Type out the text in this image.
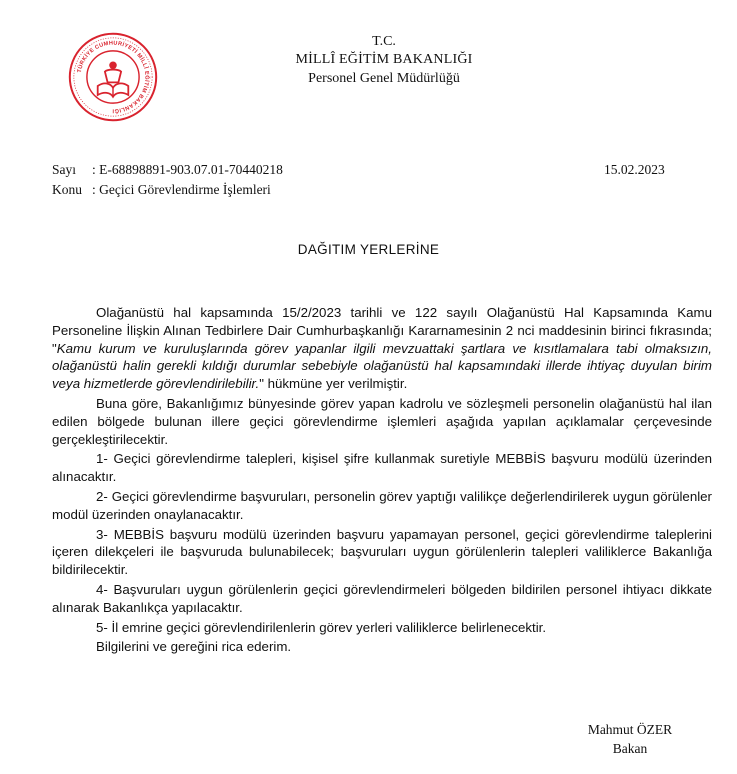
TÜRKİYE CUMHURİYETİ MİLLÎ EĞİTİM BAKANLIĞI
T.C.
MİLLÎ EĞİTİM BAKANLIĞI
Personel Genel Müdürlüğü
Sayı : E-68898891-903.07.01-70440218
Konu : Geçici Görevlendirme İşlemleri
15.02.2023
DAĞITIM YERLERİNE

Olağanüstü hal kapsamında 15/2/2023 tarihli ve 122 sayılı Olağanüstü Hal Kapsamında Kamu Personeline İlişkin Alınan Tedbirlere Dair Cumhurbaşkanlığı Kararnamesinin 2 nci maddesinin birinci fıkrasında; "Kamu kurum ve kuruluşlarında görev yapanlar ilgili mevzuattaki şartlara ve kısıtlamalara tabi olmaksızın, olağanüstü halin gerekli kıldığı durumlar sebebiyle olağanüstü hal kapsamındaki illerde ihtiyaç duyulan birim veya hizmetlerde görevlendirilebilir." hükmüne yer verilmiştir.

Buna göre, Bakanlığımız bünyesinde görev yapan kadrolu ve sözleşmeli personelin olağanüstü hal ilan edilen bölgede bulunan illere geçici görevlendirme işlemleri aşağıda yapılan açıklamalar çerçevesinde gerçekleştirilecektir.

1- Geçici görevlendirme talepleri, kişisel şifre kullanmak suretiyle MEBBİS başvuru modülü üzerinden alınacaktır.

2- Geçici görevlendirme başvuruları, personelin görev yaptığı valilikçe değerlendirilerek uygun görülenler modül üzerinden onaylanacaktır.

3- MEBBİS başvuru modülü üzerinden başvuru yapamayan personel, geçici görevlendirme taleplerini içeren dilekçeleri ile başvuruda bulunabilecek; başvuruları uygun görülenlerin talepleri valiliklerce Bakanlığa bildirilecektir.

4- Başvuruları uygun görülenlerin geçici görevlendirmeleri bölgeden bildirilen personel ihtiyacı dikkate alınarak Bakanlıkça yapılacaktır.

5- İl emrine geçici görevlendirilenlerin görev yerleri valiliklerce belirlenecektir.

Bilgilerini ve gereğini rica ederim.

Mahmut ÖZER
Bakan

# # # # #

## Request
Keep the pictures out and write out the records exactly.

## Answer to this exercise
Type out the text in this image.
TÜRKİYE CUMHURİYETİ MİLLÎ EĞİTİM BAKANLIĞI
T.C.
MİLLÎ EĞİTİM BAKANLIĞI
Personel Genel Müdürlüğü
Sayı : E-68898891-903.07.01-70440218
Konu : Geçici Görevlendirme İşlemleri
15.02.2023
DAĞITIM YERLERİNE

Olağanüstü hal kapsamında 15/2/2023 tarihli ve 122 sayılı Olağanüstü Hal Kapsamında Kamu Personeline İlişkin Alınan Tedbirlere Dair Cumhurbaşkanlığı Kararnamesinin 2 nci maddesinin birinci fıkrasında; "Kamu kurum ve kuruluşlarında görev yapanlar ilgili mevzuattaki şartlara ve kısıtlamalara tabi olmaksızın, olağanüstü halin gerekli kıldığı durumlar sebebiyle olağanüstü hal kapsamındaki illerde ihtiyaç duyulan birim veya hizmetlerde görevlendirilebilir." hükmüne yer verilmiştir.

Buna göre, Bakanlığımız bünyesinde görev yapan kadrolu ve sözleşmeli personelin olağanüstü hal ilan edilen bölgede bulunan illere geçici görevlendirme işlemleri aşağıda yapılan açıklamalar çerçevesinde gerçekleştirilecektir.

1- Geçici görevlendirme talepleri, kişisel şifre kullanmak suretiyle MEBBİS başvuru modülü üzerinden alınacaktır.

2- Geçici görevlendirme başvuruları, personelin görev yaptığı valilikçe değerlendirilerek uygun görülenler modül üzerinden onaylanacaktır.

3- MEBBİS başvuru modülü üzerinden başvuru yapamayan personel, geçici görevlendirme taleplerini içeren dilekçeleri ile başvuruda bulunabilecek; başvuruları uygun görülenlerin talepleri valiliklerce Bakanlığa bildirilecektir.

4- Başvuruları uygun görülenlerin geçici görevlendirmeleri bölgeden bildirilen personel ihtiyacı dikkate alınarak Bakanlıkça yapılacaktır.

5- İl emrine geçici görevlendirilenlerin görev yerleri valiliklerce belirlenecektir.

Bilgilerini ve gereğini rica ederim.

Mahmut ÖZER
Bakan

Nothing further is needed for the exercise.